## Begin Supplied data

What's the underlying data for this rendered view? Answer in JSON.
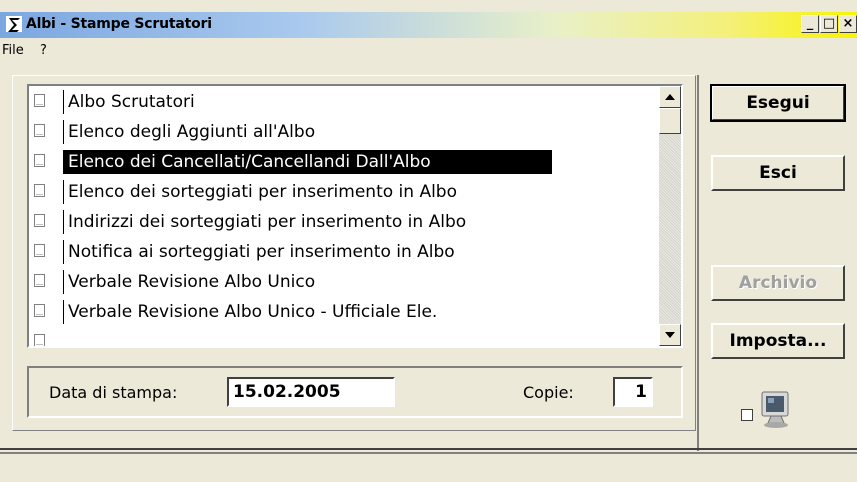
{
  "window": {
    "title": "Albi - Stampe Scrutatori",
    "controls": {
      "minimize": "_",
      "maximize": "□",
      "close": "×"
    }
  },
  "menu": [
    "File",
    "?"
  ],
  "reports": {
    "items": [
      {
        "label": "Albo Scrutatori",
        "selected": false
      },
      {
        "label": "Elenco degli Aggiunti all'Albo",
        "selected": false
      },
      {
        "label": "Elenco dei Cancellati/Cancellandi Dall'Albo",
        "selected": true
      },
      {
        "label": "Elenco dei sorteggiati per inserimento in Albo",
        "selected": false
      },
      {
        "label": "Indirizzi dei sorteggiati per inserimento in Albo",
        "selected": false
      },
      {
        "label": "Notifica ai sorteggiati per inserimento in Albo",
        "selected": false
      },
      {
        "label": "Verbale Revisione Albo Unico",
        "selected": false
      },
      {
        "label": "Verbale Revisione Albo Unico - Ufficiale Ele.",
        "selected": false
      }
    ]
  },
  "print_options": {
    "date_label": "Data di stampa:",
    "date_value": "15.02.2005",
    "copies_label": "Copie:",
    "copies_value": "1"
  },
  "buttons": {
    "run": "Esegui",
    "exit": "Esci",
    "archive": "Archivio",
    "setup": "Imposta..."
  },
  "colors": {
    "window_bg": "#ece9d8",
    "selection_bg": "#000000",
    "selection_fg": "#ffffff"
  }
}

## End Supplied data

Work to be completed: Write out again every line above exactly as given; the pictures do not belong in the copy.

Completed exercise:
What's the underlying data for this rendered view? Answer in JSON.
{
  "window": {
    "title": "Albi - Stampe Scrutatori",
    "controls": {
      "minimize": "_",
      "maximize": "□",
      "close": "×"
    }
  },
  "menu": [
    "File",
    "?"
  ],
  "reports": {
    "items": [
      {
        "label": "Albo Scrutatori",
        "selected": false
      },
      {
        "label": "Elenco degli Aggiunti all'Albo",
        "selected": false
      },
      {
        "label": "Elenco dei Cancellati/Cancellandi Dall'Albo",
        "selected": true
      },
      {
        "label": "Elenco dei sorteggiati per inserimento in Albo",
        "selected": false
      },
      {
        "label": "Indirizzi dei sorteggiati per inserimento in Albo",
        "selected": false
      },
      {
        "label": "Notifica ai sorteggiati per inserimento in Albo",
        "selected": false
      },
      {
        "label": "Verbale Revisione Albo Unico",
        "selected": false
      },
      {
        "label": "Verbale Revisione Albo Unico - Ufficiale Ele.",
        "selected": false
      }
    ]
  },
  "print_options": {
    "date_label": "Data di stampa:",
    "date_value": "15.02.2005",
    "copies_label": "Copie:",
    "copies_value": "1"
  },
  "buttons": {
    "run": "Esegui",
    "exit": "Esci",
    "archive": "Archivio",
    "setup": "Imposta..."
  },
  "colors": {
    "window_bg": "#ece9d8",
    "selection_bg": "#000000",
    "selection_fg": "#ffffff"
  }
}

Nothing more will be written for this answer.